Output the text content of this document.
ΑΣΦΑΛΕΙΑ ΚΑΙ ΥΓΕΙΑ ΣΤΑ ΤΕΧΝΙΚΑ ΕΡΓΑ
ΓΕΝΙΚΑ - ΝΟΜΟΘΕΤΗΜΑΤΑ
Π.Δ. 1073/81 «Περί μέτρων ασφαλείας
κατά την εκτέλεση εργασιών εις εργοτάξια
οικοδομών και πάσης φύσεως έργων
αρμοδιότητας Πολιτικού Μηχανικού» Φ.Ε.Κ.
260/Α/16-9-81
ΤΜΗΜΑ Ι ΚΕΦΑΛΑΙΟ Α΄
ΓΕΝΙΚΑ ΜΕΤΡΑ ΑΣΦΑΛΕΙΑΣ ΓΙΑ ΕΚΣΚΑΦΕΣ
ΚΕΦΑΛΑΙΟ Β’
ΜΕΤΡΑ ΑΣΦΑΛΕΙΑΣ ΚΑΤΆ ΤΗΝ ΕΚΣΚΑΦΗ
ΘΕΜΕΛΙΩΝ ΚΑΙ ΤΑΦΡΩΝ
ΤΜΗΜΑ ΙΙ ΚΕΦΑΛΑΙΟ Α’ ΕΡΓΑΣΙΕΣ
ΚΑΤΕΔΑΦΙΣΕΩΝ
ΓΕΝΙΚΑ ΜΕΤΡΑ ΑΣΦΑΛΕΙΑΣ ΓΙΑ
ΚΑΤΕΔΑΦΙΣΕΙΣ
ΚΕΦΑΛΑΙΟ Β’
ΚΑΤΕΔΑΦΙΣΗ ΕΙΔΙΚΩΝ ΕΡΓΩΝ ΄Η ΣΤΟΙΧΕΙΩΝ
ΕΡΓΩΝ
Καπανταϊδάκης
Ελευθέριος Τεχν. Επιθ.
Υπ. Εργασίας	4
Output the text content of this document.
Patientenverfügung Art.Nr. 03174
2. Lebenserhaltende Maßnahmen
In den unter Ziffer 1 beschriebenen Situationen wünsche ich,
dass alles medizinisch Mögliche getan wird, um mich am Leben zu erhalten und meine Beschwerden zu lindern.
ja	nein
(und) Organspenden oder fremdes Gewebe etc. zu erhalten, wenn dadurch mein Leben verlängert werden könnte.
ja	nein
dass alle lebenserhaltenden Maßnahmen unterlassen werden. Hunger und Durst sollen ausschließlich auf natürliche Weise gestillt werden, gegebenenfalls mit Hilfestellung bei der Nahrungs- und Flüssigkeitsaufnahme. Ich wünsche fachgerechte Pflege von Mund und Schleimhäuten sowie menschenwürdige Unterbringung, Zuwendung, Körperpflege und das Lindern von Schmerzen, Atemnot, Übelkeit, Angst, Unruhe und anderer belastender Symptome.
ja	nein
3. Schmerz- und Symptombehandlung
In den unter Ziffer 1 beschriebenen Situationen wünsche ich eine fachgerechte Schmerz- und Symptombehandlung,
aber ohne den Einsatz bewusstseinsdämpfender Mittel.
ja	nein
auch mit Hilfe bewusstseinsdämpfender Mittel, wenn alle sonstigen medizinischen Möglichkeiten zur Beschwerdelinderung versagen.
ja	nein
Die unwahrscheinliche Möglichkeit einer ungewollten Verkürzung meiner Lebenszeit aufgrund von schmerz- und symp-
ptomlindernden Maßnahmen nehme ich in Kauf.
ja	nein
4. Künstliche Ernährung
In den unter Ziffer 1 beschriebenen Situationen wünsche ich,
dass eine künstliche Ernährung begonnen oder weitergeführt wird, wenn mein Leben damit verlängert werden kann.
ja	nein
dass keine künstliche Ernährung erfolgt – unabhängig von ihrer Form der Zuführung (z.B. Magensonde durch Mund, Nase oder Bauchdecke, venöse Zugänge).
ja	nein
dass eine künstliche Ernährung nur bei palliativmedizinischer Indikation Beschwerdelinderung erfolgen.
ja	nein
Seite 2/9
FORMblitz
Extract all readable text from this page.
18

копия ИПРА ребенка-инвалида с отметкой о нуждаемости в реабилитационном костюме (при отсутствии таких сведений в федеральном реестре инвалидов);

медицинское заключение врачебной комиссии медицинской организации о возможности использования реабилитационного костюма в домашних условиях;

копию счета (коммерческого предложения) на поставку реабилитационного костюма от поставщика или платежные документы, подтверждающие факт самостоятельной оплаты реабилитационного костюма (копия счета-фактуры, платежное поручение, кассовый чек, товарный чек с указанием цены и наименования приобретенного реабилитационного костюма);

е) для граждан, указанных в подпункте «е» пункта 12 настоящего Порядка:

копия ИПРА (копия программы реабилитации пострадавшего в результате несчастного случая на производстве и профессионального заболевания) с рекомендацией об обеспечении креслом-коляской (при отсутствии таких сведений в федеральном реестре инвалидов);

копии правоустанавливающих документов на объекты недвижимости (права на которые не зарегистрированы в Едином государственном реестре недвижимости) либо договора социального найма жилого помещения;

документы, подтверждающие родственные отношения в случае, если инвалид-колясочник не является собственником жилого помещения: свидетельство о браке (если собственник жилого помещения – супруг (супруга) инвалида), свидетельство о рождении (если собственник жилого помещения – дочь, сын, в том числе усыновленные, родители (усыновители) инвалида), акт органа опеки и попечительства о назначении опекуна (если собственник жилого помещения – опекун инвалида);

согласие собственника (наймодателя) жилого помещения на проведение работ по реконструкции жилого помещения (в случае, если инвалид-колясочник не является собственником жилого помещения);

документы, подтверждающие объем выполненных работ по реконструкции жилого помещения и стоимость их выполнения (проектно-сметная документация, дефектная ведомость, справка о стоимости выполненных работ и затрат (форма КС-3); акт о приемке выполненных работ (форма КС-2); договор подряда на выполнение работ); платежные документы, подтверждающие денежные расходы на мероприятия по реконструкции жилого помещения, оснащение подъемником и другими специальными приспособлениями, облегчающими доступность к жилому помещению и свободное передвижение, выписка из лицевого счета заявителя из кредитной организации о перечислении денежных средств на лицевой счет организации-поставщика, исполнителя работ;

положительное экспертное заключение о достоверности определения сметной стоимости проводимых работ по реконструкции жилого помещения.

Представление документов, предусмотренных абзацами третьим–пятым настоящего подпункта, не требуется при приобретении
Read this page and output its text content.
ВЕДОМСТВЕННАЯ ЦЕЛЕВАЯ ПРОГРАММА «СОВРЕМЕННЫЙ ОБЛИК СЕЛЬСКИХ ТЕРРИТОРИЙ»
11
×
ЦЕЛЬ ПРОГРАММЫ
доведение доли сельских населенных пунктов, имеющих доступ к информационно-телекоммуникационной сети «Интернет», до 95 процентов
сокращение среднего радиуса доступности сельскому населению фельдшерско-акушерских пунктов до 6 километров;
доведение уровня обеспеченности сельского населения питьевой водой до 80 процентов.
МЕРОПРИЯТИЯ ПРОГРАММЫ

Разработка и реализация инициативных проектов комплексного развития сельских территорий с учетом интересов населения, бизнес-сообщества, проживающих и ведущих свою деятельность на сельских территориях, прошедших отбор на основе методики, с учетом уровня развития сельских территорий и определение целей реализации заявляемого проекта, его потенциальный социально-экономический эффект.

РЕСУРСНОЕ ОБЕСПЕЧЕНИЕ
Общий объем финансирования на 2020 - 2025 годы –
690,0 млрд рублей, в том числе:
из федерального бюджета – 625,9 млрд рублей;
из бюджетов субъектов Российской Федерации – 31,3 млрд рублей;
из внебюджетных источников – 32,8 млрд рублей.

• • • • • • •

TASK DETAILS
Lines of the listing that contain the word "пунктов" are to be counted; report only their number.

EXERCISE RESPONSE
2